=== Your objective ===
Copy out all the lines exactly. Omit pictures.

=== Available data ===
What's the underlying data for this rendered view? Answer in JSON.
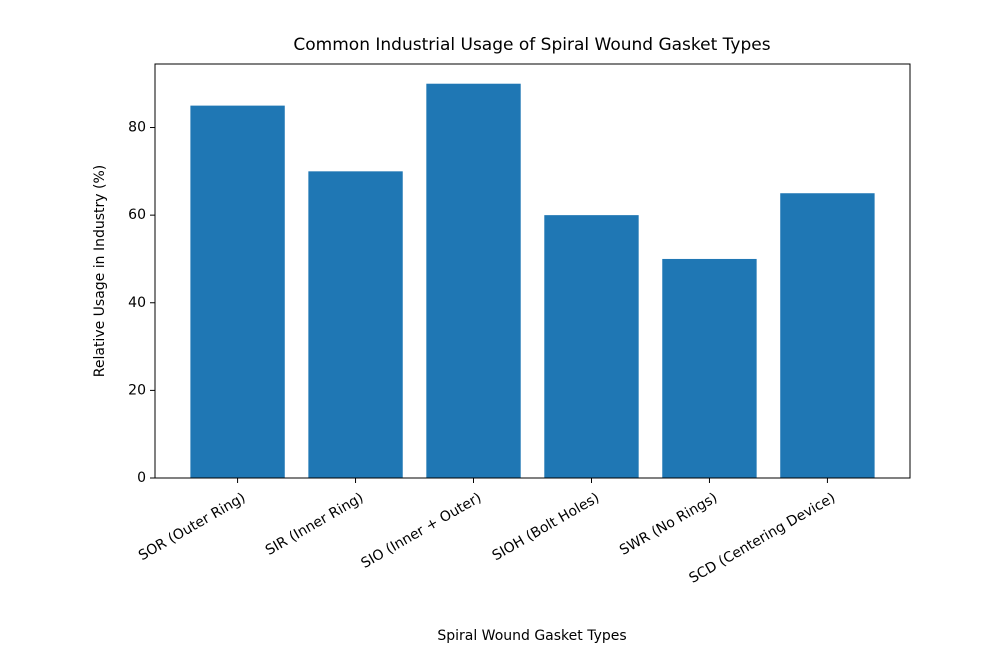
{
  "chart_data": {
    "type": "bar",
    "title": "Common Industrial Usage of Spiral Wound Gasket Types",
    "x_label": "Spiral Wound Gasket Types",
    "y_label": "Relative Usage in Industry (%)",
    "categories": [
      "SOR (Outer Ring)",
      "SIR (Inner Ring)",
      "SIO (Inner + Outer)",
      "SIOH (Bolt Holes)",
      "SWR (No Rings)",
      "SCD (Centering Device)"
    ],
    "values": [
      85,
      70,
      90,
      60,
      50,
      65
    ],
    "color": "#1f77b4",
    "ylim": [
      0,
      94.5
    ],
    "yticks": [
      0,
      20,
      40,
      60,
      80
    ]
  }
}
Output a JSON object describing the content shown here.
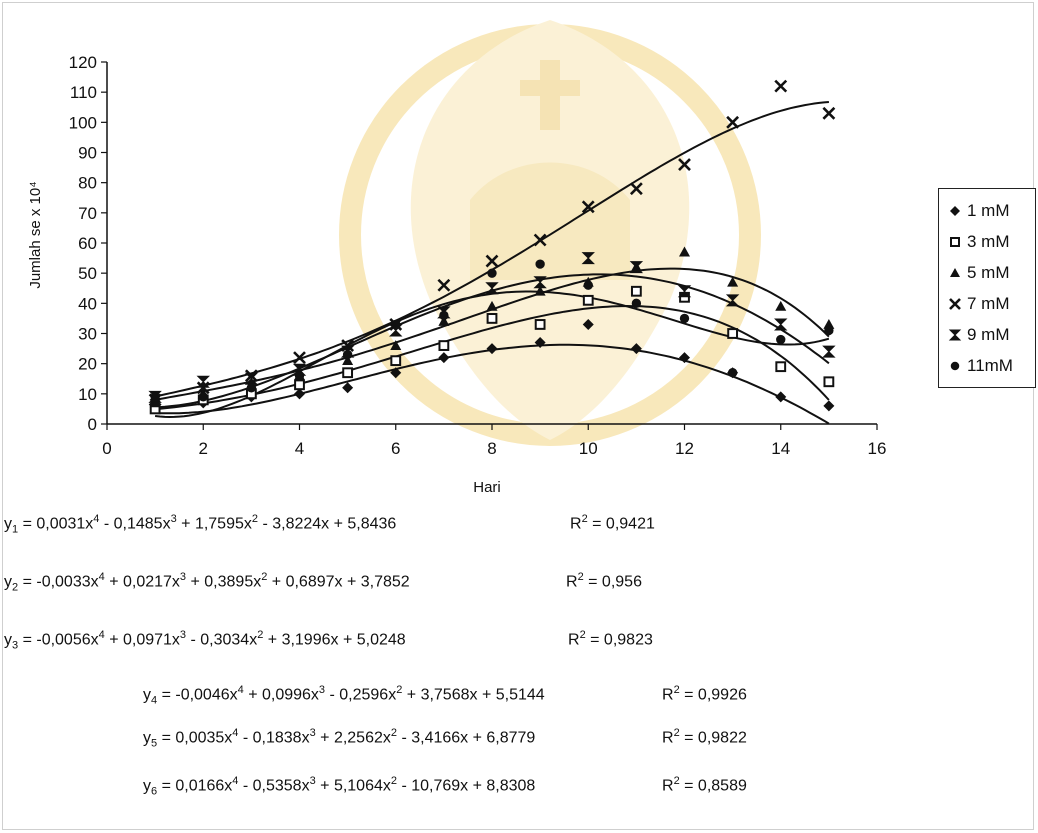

=== Exercise result ===
What's the underlying data for this rendered view? Answer in JSON.
{
  "chart_data": {
    "type": "bar",
    "title": "Common Industrial Usage of Spiral Wound Gasket Types",
    "x_label": "Spiral Wound Gasket Types",
    "y_label": "Relative Usage in Industry (%)",
    "categories": [
      "SOR (Outer Ring)",
      "SIR (Inner Ring)",
      "SIO (Inner + Outer)",
      "SIOH (Bolt Holes)",
      "SWR (No Rings)",
      "SCD (Centering Device)"
    ],
    "values": [
      85,
      70,
      90,
      60,
      50,
      65
    ],
    "color": "#1f77b4",
    "ylim": [
      0,
      94.5
    ],
    "yticks": [
      0,
      20,
      40,
      60,
      80
    ]
  }
}
Output a JSON object describing the content shown here.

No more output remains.